◆ **What you need to do**
Pull each line holding "Cortex" out of the entries below.

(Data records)

────────────────────────────────────────

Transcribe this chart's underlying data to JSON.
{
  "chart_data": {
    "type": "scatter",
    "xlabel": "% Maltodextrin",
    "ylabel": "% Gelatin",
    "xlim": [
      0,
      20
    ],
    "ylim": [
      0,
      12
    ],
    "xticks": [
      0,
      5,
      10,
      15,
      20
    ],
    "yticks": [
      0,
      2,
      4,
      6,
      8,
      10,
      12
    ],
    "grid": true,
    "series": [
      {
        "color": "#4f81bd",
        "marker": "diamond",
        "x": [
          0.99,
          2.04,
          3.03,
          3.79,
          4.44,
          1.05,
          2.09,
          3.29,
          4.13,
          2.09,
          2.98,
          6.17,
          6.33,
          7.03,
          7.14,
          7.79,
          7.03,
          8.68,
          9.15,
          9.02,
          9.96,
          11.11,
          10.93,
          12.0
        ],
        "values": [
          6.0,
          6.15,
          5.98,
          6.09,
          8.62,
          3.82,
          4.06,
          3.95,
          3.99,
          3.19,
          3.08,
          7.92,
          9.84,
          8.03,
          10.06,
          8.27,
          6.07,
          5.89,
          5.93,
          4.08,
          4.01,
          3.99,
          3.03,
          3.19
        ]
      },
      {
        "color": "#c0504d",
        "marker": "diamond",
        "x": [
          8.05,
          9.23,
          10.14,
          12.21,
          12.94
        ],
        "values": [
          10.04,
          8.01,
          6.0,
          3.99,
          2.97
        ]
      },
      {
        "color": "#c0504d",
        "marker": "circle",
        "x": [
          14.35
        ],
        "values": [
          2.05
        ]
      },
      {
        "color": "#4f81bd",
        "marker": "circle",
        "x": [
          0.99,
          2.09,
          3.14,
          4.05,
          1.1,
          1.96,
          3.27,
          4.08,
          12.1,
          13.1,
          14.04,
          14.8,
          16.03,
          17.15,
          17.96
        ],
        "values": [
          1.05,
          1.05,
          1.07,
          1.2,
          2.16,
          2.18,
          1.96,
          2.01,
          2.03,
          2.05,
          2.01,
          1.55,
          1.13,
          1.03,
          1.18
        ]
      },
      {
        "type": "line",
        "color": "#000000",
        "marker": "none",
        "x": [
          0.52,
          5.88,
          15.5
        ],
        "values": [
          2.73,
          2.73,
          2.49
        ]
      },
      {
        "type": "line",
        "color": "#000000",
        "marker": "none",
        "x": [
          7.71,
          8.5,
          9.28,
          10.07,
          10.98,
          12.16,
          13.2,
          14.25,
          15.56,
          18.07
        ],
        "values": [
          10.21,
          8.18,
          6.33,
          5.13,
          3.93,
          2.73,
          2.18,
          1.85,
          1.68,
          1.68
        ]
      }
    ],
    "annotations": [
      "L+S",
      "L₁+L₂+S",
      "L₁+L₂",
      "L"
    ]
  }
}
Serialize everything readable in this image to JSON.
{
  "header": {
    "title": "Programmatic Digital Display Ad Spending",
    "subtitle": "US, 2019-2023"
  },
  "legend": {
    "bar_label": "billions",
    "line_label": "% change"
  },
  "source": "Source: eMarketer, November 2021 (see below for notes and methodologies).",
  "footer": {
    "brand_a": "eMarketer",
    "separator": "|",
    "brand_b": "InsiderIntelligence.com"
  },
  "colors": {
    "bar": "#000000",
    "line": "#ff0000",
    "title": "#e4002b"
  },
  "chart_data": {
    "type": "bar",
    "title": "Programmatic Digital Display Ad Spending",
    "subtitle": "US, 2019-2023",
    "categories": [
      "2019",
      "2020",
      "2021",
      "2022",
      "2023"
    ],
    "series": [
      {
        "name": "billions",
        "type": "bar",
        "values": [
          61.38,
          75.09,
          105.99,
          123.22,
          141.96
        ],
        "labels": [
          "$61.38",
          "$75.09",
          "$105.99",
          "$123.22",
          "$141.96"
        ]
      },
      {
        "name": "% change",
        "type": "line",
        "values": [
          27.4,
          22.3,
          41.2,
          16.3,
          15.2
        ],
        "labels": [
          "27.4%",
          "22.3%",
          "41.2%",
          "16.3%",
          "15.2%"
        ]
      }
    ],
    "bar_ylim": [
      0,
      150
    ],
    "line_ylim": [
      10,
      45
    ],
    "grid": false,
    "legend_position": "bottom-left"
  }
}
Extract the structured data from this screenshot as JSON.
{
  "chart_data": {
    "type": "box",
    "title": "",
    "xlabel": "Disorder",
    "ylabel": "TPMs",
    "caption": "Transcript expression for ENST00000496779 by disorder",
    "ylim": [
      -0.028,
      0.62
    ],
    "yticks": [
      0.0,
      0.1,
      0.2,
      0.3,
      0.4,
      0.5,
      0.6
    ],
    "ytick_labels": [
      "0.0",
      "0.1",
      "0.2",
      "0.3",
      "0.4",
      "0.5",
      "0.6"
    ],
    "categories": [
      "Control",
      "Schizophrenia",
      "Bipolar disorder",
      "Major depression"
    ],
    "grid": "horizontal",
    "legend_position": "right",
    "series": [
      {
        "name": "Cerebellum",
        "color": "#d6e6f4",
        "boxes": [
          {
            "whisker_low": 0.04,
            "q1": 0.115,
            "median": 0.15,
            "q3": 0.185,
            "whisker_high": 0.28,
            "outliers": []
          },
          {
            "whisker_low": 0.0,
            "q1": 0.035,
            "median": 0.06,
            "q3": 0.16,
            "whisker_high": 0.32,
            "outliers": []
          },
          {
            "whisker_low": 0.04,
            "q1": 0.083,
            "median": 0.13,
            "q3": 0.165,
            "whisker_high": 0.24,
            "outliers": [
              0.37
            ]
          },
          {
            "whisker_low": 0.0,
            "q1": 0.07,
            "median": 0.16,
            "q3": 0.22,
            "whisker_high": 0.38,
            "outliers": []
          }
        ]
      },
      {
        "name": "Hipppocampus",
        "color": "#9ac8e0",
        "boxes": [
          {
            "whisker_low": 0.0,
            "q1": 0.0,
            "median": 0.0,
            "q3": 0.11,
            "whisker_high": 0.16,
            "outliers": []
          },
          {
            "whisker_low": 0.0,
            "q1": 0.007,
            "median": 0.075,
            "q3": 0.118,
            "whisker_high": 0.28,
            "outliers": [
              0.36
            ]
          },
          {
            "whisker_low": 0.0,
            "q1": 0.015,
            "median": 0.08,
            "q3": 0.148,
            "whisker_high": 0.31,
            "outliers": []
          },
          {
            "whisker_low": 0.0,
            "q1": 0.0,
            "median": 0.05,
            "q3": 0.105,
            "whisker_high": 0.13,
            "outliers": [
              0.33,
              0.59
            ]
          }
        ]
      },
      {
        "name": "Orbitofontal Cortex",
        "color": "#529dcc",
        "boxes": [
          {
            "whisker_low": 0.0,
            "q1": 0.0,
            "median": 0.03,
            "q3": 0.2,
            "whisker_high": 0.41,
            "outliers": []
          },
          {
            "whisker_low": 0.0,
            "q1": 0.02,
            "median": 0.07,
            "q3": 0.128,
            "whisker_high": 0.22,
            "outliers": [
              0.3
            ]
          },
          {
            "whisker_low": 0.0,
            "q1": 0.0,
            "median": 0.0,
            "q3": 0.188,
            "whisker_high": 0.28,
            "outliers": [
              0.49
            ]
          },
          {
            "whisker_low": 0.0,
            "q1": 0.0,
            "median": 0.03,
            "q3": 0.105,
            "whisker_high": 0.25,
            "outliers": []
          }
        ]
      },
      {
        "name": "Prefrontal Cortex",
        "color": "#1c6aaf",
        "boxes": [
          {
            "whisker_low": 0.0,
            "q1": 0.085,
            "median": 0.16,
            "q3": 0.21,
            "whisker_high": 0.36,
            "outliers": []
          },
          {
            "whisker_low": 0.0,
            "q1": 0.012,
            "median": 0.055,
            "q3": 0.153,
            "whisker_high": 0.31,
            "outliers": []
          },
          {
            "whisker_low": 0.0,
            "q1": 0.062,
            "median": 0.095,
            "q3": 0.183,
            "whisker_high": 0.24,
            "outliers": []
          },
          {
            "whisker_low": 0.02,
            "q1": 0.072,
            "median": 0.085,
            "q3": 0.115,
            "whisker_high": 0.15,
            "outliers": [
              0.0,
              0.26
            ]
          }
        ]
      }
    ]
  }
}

────────────────────────────────────────

◆ **Complete output**
        "name": "Orbitofontal Cortex",
        "name": "Prefrontal Cortex",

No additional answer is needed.